### Provided data
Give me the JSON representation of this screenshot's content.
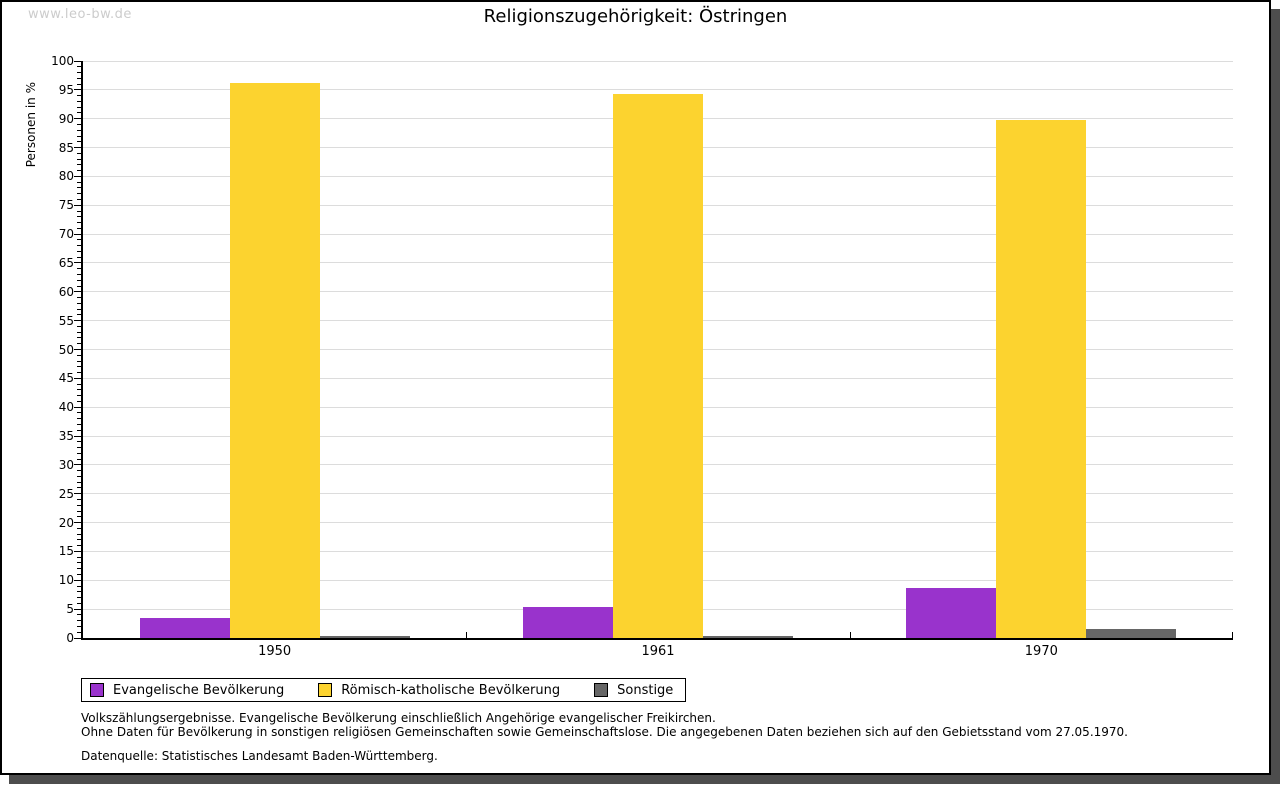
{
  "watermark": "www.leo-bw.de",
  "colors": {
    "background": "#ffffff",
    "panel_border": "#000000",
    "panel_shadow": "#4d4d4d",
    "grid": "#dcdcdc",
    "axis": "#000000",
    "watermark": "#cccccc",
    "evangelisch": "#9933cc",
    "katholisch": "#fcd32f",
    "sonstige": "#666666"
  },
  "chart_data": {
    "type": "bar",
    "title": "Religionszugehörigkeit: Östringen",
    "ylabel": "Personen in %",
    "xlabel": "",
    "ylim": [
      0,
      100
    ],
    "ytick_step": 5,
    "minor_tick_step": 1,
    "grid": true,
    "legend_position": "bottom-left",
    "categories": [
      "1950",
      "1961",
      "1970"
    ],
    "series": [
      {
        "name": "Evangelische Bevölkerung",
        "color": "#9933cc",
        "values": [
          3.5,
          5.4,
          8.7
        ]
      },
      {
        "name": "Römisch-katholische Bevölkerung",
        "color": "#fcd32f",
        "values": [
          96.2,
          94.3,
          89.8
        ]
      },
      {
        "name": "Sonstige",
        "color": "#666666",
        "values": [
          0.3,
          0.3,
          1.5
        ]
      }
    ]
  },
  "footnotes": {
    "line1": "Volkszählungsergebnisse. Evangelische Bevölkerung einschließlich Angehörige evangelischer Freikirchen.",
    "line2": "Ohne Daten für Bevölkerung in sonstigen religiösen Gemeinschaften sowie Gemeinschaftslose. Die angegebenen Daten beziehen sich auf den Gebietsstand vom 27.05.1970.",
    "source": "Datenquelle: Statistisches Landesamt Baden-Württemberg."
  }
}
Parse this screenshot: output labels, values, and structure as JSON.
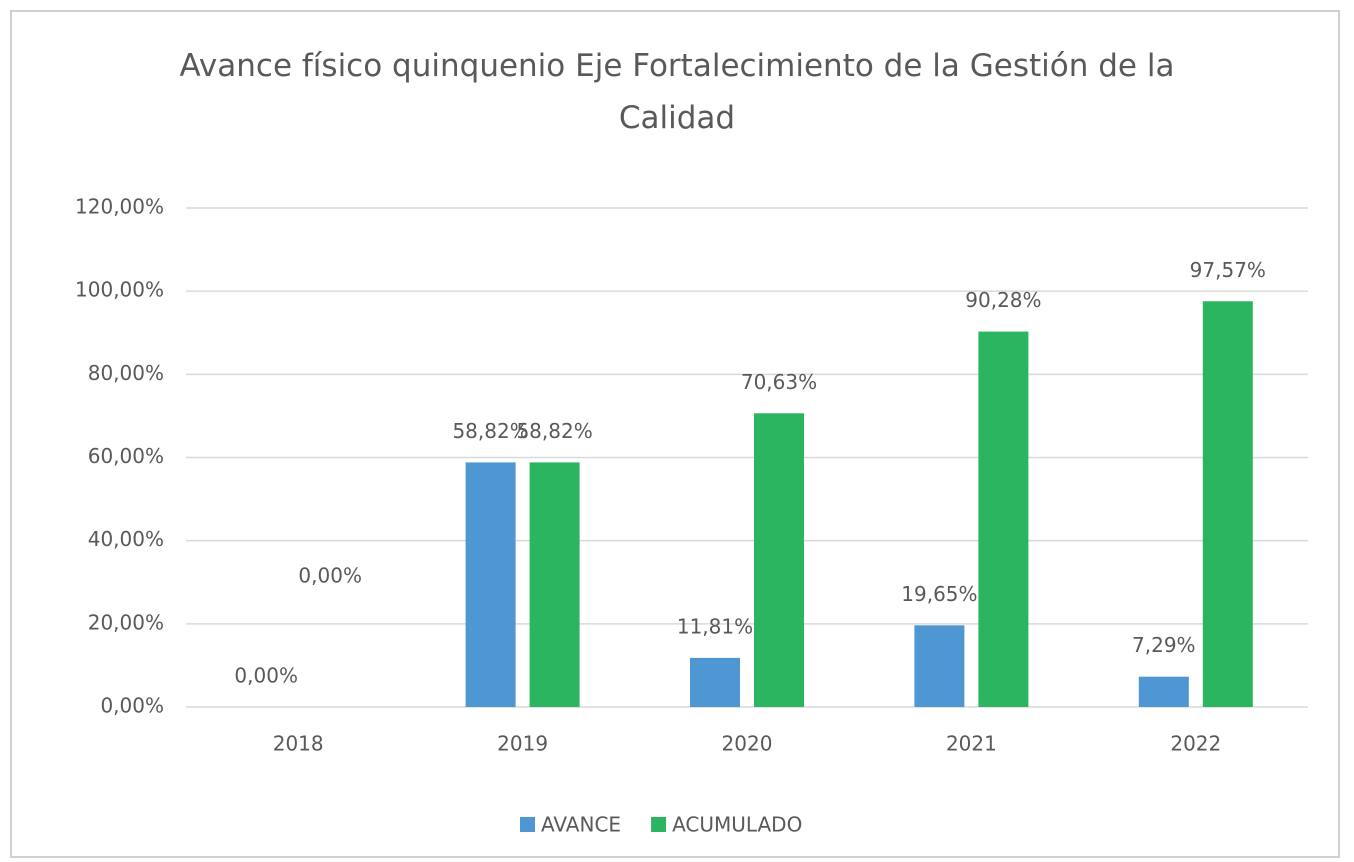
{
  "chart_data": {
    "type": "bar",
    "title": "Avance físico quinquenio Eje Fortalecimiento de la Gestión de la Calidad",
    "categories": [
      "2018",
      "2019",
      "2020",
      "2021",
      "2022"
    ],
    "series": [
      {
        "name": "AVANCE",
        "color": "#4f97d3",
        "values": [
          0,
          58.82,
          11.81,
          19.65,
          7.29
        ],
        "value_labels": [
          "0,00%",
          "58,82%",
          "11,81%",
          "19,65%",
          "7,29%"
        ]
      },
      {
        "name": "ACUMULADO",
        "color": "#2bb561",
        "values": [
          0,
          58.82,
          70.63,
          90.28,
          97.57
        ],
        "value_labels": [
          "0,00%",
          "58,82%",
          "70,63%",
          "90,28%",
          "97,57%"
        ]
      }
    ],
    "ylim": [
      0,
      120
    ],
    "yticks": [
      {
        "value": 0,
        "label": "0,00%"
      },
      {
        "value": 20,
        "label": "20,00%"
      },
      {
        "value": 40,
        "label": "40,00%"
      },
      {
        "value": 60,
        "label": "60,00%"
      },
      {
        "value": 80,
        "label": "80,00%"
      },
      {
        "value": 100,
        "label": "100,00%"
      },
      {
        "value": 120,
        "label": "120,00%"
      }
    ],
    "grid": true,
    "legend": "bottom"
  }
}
######
→ **Required work**: Identify and list each line with the word "this".

→ **Correct answer**:
Give me the JSON representation of this screenshot's content.
Parse this screenshot: output labels, values, and structure as JSON.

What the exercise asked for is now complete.